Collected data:
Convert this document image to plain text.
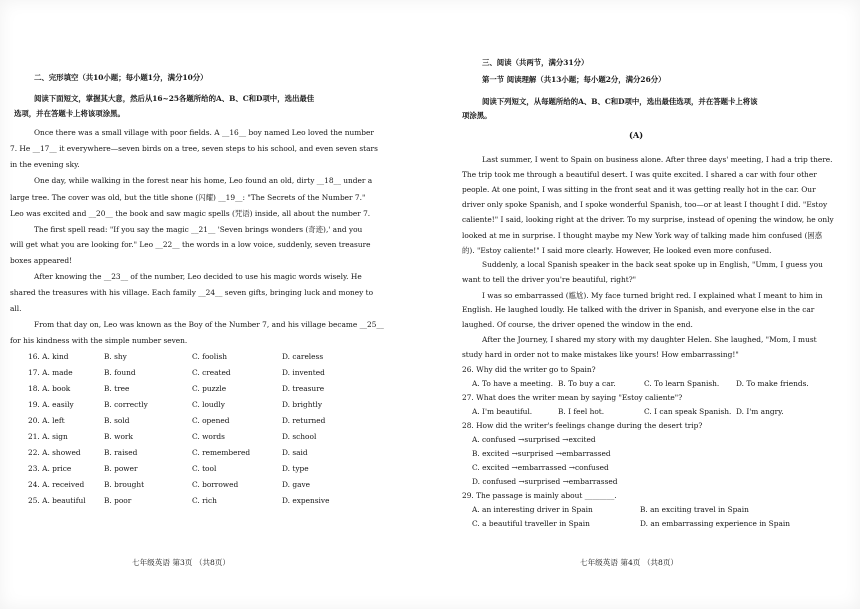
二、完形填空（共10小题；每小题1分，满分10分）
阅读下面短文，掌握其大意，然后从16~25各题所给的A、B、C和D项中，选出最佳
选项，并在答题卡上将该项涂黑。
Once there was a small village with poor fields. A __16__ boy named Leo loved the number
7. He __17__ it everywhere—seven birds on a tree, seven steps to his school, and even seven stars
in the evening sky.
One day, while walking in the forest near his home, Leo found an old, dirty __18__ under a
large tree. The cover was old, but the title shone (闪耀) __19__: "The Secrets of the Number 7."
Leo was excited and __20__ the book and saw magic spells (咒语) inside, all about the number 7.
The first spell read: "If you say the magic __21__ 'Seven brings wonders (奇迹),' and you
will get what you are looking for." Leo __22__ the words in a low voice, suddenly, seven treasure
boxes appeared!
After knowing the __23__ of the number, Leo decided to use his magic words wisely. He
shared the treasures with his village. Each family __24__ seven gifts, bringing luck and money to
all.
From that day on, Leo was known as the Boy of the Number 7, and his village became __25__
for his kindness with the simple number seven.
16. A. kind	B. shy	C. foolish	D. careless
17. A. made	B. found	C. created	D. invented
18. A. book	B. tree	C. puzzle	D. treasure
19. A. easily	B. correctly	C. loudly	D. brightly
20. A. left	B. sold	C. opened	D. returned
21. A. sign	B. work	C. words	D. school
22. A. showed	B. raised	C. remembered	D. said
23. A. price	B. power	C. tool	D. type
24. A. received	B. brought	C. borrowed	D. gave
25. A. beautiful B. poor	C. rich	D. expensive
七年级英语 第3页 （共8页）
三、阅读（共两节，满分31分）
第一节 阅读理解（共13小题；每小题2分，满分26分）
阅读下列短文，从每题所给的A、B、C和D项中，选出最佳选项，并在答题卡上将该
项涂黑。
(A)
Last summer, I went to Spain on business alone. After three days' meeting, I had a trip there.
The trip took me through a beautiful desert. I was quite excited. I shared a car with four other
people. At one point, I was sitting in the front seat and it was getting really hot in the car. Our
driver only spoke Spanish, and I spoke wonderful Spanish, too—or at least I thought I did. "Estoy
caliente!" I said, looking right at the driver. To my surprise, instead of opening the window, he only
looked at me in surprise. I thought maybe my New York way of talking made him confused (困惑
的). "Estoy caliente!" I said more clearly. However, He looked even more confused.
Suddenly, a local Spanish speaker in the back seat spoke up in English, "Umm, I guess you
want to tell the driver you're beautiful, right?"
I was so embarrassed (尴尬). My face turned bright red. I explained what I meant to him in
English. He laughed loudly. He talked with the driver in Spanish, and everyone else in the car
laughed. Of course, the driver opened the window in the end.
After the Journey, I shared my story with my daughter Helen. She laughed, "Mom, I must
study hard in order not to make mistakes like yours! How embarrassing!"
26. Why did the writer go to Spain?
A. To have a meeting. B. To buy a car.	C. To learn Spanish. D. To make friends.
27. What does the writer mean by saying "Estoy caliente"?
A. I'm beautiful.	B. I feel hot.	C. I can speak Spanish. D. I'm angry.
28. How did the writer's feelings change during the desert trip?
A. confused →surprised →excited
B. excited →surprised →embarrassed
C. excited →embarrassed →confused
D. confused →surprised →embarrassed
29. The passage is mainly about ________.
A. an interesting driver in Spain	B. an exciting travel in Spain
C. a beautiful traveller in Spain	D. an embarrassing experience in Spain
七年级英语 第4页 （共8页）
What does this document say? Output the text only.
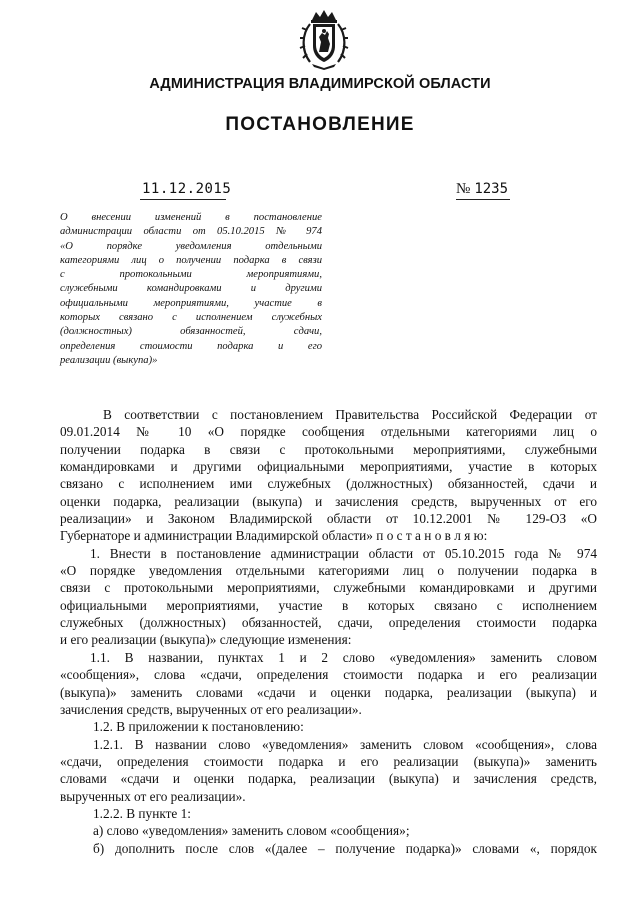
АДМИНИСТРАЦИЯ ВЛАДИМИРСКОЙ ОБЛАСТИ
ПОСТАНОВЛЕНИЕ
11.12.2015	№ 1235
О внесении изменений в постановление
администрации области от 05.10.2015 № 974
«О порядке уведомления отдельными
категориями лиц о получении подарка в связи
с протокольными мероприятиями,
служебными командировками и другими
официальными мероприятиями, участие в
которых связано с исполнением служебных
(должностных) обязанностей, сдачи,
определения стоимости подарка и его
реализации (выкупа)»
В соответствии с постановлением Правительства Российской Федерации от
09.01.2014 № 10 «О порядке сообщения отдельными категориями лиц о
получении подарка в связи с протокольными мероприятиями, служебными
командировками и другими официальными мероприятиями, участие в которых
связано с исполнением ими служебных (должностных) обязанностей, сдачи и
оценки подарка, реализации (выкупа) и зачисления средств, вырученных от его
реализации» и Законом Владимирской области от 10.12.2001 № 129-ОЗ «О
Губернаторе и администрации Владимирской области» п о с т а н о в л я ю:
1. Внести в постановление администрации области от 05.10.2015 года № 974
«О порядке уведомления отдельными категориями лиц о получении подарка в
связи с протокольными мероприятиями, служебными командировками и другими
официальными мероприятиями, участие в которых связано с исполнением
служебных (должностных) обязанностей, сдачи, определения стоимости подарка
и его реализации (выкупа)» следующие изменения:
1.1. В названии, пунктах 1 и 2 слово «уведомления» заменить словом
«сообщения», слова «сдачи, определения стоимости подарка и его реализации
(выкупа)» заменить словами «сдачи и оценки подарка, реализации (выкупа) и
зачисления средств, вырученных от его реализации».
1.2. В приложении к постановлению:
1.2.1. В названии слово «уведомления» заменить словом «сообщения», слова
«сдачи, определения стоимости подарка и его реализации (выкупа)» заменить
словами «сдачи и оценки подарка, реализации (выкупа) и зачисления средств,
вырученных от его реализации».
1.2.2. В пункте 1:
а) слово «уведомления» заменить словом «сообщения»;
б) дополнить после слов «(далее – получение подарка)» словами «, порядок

Your goal:
Do not include the images; transcribe the rest of the listing exactly.

Output below:
Convert this document image to plain text.
二、完形填空（共10小题；每小题1分，满分10分）
阅读下面短文，掌握其大意，然后从16~25各题所给的A、B、C和D项中，选出最佳
选项，并在答题卡上将该项涂黑。
Once there was a small village with poor fields. A __16__ boy named Leo loved the number
7. He __17__ it everywhere—seven birds on a tree, seven steps to his school, and even seven stars
in the evening sky.
One day, while walking in the forest near his home, Leo found an old, dirty __18__ under a
large tree. The cover was old, but the title shone (闪耀) __19__: "The Secrets of the Number 7."
Leo was excited and __20__ the book and saw magic spells (咒语) inside, all about the number 7.
The first spell read: "If you say the magic __21__ 'Seven brings wonders (奇迹),' and you
will get what you are looking for." Leo __22__ the words in a low voice, suddenly, seven treasure
boxes appeared!
After knowing the __23__ of the number, Leo decided to use his magic words wisely. He
shared the treasures with his village. Each family __24__ seven gifts, bringing luck and money to
all.
From that day on, Leo was known as the Boy of the Number 7, and his village became __25__
for his kindness with the simple number seven.
16. A. kind	B. shy	C. foolish	D. careless
17. A. made	B. found	C. created	D. invented
18. A. book	B. tree	C. puzzle	D. treasure
19. A. easily	B. correctly	C. loudly	D. brightly
20. A. left	B. sold	C. opened	D. returned
21. A. sign	B. work	C. words	D. school
22. A. showed	B. raised	C. remembered	D. said
23. A. price	B. power	C. tool	D. type
24. A. received	B. brought	C. borrowed	D. gave
25. A. beautiful B. poor	C. rich	D. expensive
七年级英语 第3页 （共8页）
三、阅读（共两节，满分31分）
第一节 阅读理解（共13小题；每小题2分，满分26分）
阅读下列短文，从每题所给的A、B、C和D项中，选出最佳选项，并在答题卡上将该
项涂黑。
(A)
Last summer, I went to Spain on business alone. After three days' meeting, I had a trip there.
The trip took me through a beautiful desert. I was quite excited. I shared a car with four other
people. At one point, I was sitting in the front seat and it was getting really hot in the car. Our
driver only spoke Spanish, and I spoke wonderful Spanish, too—or at least I thought I did. "Estoy
caliente!" I said, looking right at the driver. To my surprise, instead of opening the window, he only
looked at me in surprise. I thought maybe my New York way of talking made him confused (困惑
的). "Estoy caliente!" I said more clearly. However, He looked even more confused.
Suddenly, a local Spanish speaker in the back seat spoke up in English, "Umm, I guess you
want to tell the driver you're beautiful, right?"
I was so embarrassed (尴尬). My face turned bright red. I explained what I meant to him in
English. He laughed loudly. He talked with the driver in Spanish, and everyone else in the car
laughed. Of course, the driver opened the window in the end.
After the Journey, I shared my story with my daughter Helen. She laughed, "Mom, I must
study hard in order not to make mistakes like yours! How embarrassing!"
26. Why did the writer go to Spain?
A. To have a meeting. B. To buy a car.	C. To learn Spanish. D. To make friends.
27. What does the writer mean by saying "Estoy caliente"?
A. I'm beautiful.	B. I feel hot.	C. I can speak Spanish. D. I'm angry.
28. How did the writer's feelings change during the desert trip?
A. confused →surprised →excited
B. excited →surprised →embarrassed
C. excited →embarrassed →confused
D. confused →surprised →embarrassed
29. The passage is mainly about ________.
A. an interesting driver in Spain	B. an exciting travel in Spain
C. a beautiful traveller in Spain	D. an embarrassing experience in Spain
七年级英语 第4页 （共8页）
What does this document say? Output the text only.
АДМИНИСТРАЦИЯ ВЛАДИМИРСКОЙ ОБЛАСТИ
ПОСТАНОВЛЕНИЕ
11.12.2015	№ 1235
О внесении изменений в постановление
администрации области от 05.10.2015 № 974
«О порядке уведомления отдельными
категориями лиц о получении подарка в связи
с протокольными мероприятиями,
служебными командировками и другими
официальными мероприятиями, участие в
которых связано с исполнением служебных
(должностных) обязанностей, сдачи,
определения стоимости подарка и его
реализации (выкупа)»
В соответствии с постановлением Правительства Российской Федерации от
09.01.2014 № 10 «О порядке сообщения отдельными категориями лиц о
получении подарка в связи с протокольными мероприятиями, служебными
командировками и другими официальными мероприятиями, участие в которых
связано с исполнением ими служебных (должностных) обязанностей, сдачи и
оценки подарка, реализации (выкупа) и зачисления средств, вырученных от его
реализации» и Законом Владимирской области от 10.12.2001 № 129-ОЗ «О
Губернаторе и администрации Владимирской области» п о с т а н о в л я ю:
1. Внести в постановление администрации области от 05.10.2015 года № 974
«О порядке уведомления отдельными категориями лиц о получении подарка в
связи с протокольными мероприятиями, служебными командировками и другими
официальными мероприятиями, участие в которых связано с исполнением
служебных (должностных) обязанностей, сдачи, определения стоимости подарка
и его реализации (выкупа)» следующие изменения:
1.1. В названии, пунктах 1 и 2 слово «уведомления» заменить словом
«сообщения», слова «сдачи, определения стоимости подарка и его реализации
(выкупа)» заменить словами «сдачи и оценки подарка, реализации (выкупа) и
зачисления средств, вырученных от его реализации».
1.2. В приложении к постановлению:
1.2.1. В названии слово «уведомления» заменить словом «сообщения», слова
«сдачи, определения стоимости подарка и его реализации (выкупа)» заменить
словами «сдачи и оценки подарка, реализации (выкупа) и зачисления средств,
вырученных от его реализации».
1.2.2. В пункте 1:
а) слово «уведомления» заменить словом «сообщения»;
б) дополнить после слов «(далее – получение подарка)» словами «, порядок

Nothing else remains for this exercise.